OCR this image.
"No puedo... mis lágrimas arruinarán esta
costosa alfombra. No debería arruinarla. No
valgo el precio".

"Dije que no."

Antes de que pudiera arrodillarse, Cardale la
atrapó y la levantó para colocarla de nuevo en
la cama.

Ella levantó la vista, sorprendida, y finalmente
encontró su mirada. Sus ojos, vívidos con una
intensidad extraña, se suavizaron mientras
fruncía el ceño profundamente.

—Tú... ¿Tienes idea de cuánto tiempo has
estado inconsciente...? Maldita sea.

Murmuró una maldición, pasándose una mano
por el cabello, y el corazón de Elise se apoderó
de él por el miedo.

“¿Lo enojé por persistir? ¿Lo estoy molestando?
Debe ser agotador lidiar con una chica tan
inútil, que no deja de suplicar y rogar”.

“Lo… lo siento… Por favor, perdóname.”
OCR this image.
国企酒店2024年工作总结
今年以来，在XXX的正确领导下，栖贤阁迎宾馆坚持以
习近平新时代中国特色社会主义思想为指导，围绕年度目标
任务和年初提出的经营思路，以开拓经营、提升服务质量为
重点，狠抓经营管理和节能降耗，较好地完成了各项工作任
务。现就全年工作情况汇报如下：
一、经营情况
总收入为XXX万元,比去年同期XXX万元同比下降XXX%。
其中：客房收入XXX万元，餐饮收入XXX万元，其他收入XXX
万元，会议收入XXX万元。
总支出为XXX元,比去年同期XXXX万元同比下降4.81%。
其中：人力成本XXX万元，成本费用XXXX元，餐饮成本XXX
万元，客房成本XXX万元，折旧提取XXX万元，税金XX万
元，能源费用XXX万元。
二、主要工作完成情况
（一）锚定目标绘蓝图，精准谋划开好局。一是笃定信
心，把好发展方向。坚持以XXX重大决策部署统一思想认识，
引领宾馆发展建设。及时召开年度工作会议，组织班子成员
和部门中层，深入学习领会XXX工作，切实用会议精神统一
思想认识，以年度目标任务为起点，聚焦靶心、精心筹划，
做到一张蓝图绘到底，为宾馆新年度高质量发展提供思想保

• • •

Say, as a bare number, how many lines in the entries above include the string "levantó".

▶ Task result: 2